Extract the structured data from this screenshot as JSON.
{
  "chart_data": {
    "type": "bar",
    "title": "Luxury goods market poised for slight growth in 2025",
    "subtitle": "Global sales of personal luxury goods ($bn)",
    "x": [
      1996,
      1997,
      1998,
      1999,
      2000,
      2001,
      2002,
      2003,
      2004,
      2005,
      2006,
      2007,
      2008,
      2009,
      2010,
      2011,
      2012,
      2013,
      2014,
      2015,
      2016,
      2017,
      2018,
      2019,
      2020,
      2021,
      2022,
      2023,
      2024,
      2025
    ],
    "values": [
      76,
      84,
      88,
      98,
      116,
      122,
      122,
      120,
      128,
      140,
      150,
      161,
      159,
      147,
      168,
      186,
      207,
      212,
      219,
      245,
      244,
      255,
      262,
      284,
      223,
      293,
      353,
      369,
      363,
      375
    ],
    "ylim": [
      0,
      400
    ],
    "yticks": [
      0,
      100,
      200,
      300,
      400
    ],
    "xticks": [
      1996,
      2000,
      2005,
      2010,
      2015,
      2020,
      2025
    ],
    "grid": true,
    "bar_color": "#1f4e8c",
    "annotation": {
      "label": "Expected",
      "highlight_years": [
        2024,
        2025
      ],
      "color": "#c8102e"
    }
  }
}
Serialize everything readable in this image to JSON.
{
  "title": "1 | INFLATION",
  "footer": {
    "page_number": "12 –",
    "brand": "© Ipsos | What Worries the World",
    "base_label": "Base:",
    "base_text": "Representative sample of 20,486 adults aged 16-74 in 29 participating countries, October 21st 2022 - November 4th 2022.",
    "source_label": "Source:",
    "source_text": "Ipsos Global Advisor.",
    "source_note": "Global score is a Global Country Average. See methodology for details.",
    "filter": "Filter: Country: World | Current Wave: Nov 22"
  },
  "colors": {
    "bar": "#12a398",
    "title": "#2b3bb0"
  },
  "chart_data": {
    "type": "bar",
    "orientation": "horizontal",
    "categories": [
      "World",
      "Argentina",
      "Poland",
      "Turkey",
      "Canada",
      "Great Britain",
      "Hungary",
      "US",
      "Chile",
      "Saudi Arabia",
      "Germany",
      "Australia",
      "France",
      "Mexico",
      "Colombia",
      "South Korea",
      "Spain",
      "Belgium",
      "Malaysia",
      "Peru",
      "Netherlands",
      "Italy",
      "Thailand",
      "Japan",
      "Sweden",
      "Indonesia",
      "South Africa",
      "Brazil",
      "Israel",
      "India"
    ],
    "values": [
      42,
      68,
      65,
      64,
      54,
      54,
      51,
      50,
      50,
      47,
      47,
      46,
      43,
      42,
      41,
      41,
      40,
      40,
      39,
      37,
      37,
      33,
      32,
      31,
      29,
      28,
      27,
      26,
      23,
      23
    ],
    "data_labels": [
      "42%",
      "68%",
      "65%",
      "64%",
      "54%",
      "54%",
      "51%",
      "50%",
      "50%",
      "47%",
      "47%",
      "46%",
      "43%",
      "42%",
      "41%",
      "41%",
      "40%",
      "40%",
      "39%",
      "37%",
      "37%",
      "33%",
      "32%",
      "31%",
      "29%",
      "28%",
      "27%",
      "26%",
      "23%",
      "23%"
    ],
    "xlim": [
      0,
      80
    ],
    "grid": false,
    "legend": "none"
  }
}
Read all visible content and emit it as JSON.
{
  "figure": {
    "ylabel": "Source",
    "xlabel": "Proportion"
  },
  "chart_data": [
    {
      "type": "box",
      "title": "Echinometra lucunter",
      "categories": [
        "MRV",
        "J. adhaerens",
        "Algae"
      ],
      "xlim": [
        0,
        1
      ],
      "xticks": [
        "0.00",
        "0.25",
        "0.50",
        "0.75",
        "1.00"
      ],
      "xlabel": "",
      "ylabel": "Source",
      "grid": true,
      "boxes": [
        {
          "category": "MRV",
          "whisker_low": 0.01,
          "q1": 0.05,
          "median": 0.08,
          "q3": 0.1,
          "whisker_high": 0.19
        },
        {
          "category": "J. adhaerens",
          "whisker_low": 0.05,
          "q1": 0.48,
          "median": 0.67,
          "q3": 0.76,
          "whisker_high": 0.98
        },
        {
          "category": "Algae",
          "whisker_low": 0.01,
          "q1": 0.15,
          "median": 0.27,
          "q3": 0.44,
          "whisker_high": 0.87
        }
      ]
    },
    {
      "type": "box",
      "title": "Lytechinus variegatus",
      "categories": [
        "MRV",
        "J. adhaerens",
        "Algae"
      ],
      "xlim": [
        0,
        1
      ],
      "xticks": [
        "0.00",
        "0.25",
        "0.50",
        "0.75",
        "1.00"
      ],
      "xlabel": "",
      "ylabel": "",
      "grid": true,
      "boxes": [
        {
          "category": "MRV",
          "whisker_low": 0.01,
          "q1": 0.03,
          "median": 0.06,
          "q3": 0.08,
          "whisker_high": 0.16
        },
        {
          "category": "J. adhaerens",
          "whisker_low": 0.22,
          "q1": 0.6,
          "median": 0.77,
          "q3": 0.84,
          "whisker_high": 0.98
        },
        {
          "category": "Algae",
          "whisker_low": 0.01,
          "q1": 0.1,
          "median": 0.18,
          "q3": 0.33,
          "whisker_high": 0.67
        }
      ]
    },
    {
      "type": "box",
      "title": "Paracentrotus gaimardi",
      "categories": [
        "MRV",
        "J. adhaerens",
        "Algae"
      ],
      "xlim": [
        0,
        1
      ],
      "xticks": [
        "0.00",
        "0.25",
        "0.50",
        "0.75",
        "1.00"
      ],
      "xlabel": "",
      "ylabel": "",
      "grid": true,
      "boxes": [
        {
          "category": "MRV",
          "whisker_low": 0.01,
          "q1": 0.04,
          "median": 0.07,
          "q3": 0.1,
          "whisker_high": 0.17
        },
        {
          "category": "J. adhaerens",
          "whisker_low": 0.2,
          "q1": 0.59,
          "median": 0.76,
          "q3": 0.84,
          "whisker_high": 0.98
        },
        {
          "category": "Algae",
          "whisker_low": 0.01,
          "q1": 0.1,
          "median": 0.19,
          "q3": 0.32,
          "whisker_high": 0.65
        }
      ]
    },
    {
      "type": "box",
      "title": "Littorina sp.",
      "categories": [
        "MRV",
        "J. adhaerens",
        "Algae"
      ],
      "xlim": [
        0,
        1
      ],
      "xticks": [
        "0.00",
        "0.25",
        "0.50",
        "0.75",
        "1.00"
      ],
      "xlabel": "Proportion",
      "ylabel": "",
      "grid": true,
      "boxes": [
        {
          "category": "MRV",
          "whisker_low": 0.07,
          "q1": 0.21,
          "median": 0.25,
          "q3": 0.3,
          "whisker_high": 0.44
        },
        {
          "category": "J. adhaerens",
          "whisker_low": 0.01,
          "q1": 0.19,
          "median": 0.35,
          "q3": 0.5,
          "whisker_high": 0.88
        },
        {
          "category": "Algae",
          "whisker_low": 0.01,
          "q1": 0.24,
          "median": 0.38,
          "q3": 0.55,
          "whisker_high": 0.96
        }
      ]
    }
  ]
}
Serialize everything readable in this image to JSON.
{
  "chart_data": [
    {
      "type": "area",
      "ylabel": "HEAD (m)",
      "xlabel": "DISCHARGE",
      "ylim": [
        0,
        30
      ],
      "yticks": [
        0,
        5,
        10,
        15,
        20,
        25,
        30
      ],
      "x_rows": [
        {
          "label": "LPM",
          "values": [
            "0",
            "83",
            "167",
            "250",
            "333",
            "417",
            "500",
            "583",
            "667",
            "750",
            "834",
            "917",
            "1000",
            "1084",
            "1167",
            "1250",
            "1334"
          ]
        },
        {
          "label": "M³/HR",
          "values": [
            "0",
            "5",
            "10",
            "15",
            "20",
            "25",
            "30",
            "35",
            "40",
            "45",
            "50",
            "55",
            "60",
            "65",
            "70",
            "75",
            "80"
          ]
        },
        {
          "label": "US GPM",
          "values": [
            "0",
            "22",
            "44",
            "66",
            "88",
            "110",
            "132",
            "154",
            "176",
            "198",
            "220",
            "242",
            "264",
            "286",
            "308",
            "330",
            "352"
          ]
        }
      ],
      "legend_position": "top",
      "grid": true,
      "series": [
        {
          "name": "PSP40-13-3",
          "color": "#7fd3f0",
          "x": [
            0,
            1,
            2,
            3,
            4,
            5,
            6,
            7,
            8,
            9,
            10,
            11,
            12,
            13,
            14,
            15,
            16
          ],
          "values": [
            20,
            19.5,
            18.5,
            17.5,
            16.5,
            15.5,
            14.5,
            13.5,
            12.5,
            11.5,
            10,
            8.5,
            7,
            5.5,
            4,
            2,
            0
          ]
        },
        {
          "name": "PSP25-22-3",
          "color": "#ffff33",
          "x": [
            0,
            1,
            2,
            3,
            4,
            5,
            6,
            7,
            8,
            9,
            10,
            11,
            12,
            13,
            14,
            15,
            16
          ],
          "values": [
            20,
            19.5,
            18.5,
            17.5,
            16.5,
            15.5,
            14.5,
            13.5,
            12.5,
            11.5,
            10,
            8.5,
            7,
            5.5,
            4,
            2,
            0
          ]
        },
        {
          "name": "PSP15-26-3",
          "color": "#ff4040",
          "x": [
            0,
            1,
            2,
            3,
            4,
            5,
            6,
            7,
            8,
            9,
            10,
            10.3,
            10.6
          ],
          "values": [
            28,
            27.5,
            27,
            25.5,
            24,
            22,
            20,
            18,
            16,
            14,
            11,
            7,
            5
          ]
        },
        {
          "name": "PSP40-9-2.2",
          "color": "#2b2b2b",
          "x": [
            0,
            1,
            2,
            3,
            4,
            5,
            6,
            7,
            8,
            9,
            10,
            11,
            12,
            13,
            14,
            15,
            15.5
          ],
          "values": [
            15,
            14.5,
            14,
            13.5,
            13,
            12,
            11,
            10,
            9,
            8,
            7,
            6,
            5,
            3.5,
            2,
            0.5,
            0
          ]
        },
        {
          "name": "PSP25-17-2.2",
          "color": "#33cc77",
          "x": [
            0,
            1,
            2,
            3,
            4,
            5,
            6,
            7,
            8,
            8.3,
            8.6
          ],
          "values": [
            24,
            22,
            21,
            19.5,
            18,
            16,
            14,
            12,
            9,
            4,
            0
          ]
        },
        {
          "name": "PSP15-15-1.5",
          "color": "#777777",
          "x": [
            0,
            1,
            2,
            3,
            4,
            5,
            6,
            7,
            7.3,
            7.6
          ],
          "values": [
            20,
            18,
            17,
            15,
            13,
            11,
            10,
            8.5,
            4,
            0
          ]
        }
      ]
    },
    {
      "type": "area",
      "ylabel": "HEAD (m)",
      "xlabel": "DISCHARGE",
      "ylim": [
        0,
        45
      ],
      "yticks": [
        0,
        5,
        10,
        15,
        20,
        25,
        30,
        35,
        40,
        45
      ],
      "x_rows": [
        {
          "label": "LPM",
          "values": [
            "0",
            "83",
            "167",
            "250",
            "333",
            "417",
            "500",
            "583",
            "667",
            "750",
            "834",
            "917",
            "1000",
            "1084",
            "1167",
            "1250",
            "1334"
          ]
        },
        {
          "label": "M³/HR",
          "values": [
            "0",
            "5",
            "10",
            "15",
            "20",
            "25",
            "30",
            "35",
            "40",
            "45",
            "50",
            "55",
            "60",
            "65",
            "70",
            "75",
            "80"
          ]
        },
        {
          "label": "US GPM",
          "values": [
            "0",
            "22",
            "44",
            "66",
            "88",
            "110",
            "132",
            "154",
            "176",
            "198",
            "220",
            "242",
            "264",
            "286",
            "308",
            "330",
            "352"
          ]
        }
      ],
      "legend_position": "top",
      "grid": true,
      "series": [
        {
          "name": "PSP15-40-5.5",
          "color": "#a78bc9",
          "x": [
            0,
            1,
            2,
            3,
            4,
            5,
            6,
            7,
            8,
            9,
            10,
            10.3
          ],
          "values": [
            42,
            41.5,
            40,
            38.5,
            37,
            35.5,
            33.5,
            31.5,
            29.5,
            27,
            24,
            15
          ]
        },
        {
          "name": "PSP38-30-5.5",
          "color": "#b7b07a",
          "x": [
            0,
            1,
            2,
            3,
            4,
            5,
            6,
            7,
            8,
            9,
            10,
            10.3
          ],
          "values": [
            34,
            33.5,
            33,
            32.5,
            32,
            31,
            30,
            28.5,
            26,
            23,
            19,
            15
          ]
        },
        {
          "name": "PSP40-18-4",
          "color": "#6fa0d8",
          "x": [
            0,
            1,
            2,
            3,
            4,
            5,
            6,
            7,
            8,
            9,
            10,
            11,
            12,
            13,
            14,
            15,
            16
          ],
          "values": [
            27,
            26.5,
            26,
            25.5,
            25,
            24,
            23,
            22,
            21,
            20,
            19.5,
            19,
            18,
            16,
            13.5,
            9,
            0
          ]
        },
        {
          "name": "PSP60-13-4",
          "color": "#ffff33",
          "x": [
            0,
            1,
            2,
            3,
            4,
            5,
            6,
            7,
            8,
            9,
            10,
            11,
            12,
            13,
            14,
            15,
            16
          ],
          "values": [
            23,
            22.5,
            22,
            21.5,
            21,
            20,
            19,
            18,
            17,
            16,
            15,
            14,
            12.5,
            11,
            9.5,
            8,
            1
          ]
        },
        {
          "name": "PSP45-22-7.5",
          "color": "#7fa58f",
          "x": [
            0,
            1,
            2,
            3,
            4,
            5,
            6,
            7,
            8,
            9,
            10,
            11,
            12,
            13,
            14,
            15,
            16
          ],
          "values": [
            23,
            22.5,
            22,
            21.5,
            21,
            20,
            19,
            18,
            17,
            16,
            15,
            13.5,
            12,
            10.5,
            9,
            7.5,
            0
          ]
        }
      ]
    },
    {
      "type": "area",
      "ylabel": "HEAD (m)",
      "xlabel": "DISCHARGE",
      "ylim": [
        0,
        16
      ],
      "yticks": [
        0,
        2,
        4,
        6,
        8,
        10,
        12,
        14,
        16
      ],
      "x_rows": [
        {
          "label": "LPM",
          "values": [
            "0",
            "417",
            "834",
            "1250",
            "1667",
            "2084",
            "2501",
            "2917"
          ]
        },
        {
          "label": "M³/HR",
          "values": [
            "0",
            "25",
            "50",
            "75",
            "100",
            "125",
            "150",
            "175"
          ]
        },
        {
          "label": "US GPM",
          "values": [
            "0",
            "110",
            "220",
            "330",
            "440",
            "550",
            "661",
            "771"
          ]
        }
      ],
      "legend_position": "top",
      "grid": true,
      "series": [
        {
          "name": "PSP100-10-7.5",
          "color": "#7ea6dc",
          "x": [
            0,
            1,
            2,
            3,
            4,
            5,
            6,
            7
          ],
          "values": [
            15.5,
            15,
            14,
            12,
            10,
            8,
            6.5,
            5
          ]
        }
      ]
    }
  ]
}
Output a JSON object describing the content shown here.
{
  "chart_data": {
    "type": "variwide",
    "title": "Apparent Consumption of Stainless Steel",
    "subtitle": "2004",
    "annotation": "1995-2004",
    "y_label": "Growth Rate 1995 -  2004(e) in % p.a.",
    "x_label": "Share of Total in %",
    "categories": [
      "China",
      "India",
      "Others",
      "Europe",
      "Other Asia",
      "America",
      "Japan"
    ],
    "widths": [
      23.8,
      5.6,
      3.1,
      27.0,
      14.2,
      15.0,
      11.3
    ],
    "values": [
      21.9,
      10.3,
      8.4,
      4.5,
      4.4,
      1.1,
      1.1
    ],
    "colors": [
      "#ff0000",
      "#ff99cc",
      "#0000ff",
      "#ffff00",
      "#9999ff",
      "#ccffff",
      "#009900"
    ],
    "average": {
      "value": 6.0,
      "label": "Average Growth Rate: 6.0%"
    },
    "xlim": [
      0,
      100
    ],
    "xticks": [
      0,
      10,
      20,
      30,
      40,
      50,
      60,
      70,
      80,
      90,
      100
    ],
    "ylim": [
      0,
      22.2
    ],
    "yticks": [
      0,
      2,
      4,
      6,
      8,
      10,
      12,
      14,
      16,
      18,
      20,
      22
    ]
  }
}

* _Your instructions_:
Copy out each line of the records that holds the string "goods".

* _Solution for this problem_:
    "title": "Luxury goods market poised for slight growth in 2025",
    "subtitle": "Global sales of personal luxury goods ($bn)",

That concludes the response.